(Extracted records)
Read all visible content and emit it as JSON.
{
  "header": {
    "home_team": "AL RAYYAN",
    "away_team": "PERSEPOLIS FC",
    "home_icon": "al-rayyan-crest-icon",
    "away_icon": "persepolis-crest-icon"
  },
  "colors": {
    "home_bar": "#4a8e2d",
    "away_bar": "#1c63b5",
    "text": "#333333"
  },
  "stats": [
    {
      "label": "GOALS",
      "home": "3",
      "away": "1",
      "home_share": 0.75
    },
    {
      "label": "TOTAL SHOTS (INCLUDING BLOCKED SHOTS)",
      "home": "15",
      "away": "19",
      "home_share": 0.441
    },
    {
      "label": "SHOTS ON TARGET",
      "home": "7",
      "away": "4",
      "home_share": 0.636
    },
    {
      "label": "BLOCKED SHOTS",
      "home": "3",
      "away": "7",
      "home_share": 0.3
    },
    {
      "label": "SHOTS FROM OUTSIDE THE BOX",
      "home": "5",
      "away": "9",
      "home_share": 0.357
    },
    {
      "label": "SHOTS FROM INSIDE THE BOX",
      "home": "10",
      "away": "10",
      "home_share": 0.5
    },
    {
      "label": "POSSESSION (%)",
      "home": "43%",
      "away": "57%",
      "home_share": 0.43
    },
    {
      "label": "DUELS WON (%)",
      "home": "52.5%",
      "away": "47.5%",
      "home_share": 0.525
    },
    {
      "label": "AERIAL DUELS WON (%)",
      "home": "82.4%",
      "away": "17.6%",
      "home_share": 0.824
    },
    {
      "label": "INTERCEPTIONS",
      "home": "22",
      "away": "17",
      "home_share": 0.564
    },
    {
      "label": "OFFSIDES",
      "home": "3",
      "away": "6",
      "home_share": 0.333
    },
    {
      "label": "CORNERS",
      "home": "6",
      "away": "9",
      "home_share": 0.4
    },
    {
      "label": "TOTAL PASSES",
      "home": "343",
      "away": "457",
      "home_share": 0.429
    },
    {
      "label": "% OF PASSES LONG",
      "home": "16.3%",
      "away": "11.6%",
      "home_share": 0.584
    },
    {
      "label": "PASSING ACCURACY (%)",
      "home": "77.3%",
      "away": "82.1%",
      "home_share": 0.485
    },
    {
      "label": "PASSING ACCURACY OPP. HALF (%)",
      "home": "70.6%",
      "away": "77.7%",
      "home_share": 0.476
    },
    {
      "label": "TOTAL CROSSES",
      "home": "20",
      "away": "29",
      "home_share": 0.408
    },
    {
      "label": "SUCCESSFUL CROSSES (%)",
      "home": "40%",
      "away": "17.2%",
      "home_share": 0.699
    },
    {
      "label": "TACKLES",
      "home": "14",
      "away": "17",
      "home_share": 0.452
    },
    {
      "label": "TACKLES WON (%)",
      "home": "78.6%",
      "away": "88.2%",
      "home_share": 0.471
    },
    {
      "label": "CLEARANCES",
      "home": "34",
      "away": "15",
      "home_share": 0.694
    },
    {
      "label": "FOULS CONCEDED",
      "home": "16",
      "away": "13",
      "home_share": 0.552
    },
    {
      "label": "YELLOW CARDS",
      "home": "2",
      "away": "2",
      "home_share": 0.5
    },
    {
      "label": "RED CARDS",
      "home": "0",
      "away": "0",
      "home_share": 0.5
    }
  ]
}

Given problem: Extract the full listing above without alteration.

Written response:
Read all visible content and emit it as JSON.
{
  "header": {
    "home_team": "AL RAYYAN",
    "away_team": "PERSEPOLIS FC",
    "home_icon": "al-rayyan-crest-icon",
    "away_icon": "persepolis-crest-icon"
  },
  "colors": {
    "home_bar": "#4a8e2d",
    "away_bar": "#1c63b5",
    "text": "#333333"
  },
  "stats": [
    {
      "label": "GOALS",
      "home": "3",
      "away": "1",
      "home_share": 0.75
    },
    {
      "label": "TOTAL SHOTS (INCLUDING BLOCKED SHOTS)",
      "home": "15",
      "away": "19",
      "home_share": 0.441
    },
    {
      "label": "SHOTS ON TARGET",
      "home": "7",
      "away": "4",
      "home_share": 0.636
    },
    {
      "label": "BLOCKED SHOTS",
      "home": "3",
      "away": "7",
      "home_share": 0.3
    },
    {
      "label": "SHOTS FROM OUTSIDE THE BOX",
      "home": "5",
      "away": "9",
      "home_share": 0.357
    },
    {
      "label": "SHOTS FROM INSIDE THE BOX",
      "home": "10",
      "away": "10",
      "home_share": 0.5
    },
    {
      "label": "POSSESSION (%)",
      "home": "43%",
      "away": "57%",
      "home_share": 0.43
    },
    {
      "label": "DUELS WON (%)",
      "home": "52.5%",
      "away": "47.5%",
      "home_share": 0.525
    },
    {
      "label": "AERIAL DUELS WON (%)",
      "home": "82.4%",
      "away": "17.6%",
      "home_share": 0.824
    },
    {
      "label": "INTERCEPTIONS",
      "home": "22",
      "away": "17",
      "home_share": 0.564
    },
    {
      "label": "OFFSIDES",
      "home": "3",
      "away": "6",
      "home_share": 0.333
    },
    {
      "label": "CORNERS",
      "home": "6",
      "away": "9",
      "home_share": 0.4
    },
    {
      "label": "TOTAL PASSES",
      "home": "343",
      "away": "457",
      "home_share": 0.429
    },
    {
      "label": "% OF PASSES LONG",
      "home": "16.3%",
      "away": "11.6%",
      "home_share": 0.584
    },
    {
      "label": "PASSING ACCURACY (%)",
      "home": "77.3%",
      "away": "82.1%",
      "home_share": 0.485
    },
    {
      "label": "PASSING ACCURACY OPP. HALF (%)",
      "home": "70.6%",
      "away": "77.7%",
      "home_share": 0.476
    },
    {
      "label": "TOTAL CROSSES",
      "home": "20",
      "away": "29",
      "home_share": 0.408
    },
    {
      "label": "SUCCESSFUL CROSSES (%)",
      "home": "40%",
      "away": "17.2%",
      "home_share": 0.699
    },
    {
      "label": "TACKLES",
      "home": "14",
      "away": "17",
      "home_share": 0.452
    },
    {
      "label": "TACKLES WON (%)",
      "home": "78.6%",
      "away": "88.2%",
      "home_share": 0.471
    },
    {
      "label": "CLEARANCES",
      "home": "34",
      "away": "15",
      "home_share": 0.694
    },
    {
      "label": "FOULS CONCEDED",
      "home": "16",
      "away": "13",
      "home_share": 0.552
    },
    {
      "label": "YELLOW CARDS",
      "home": "2",
      "away": "2",
      "home_share": 0.5
    },
    {
      "label": "RED CARDS",
      "home": "0",
      "away": "0",
      "home_share": 0.5
    }
  ]
}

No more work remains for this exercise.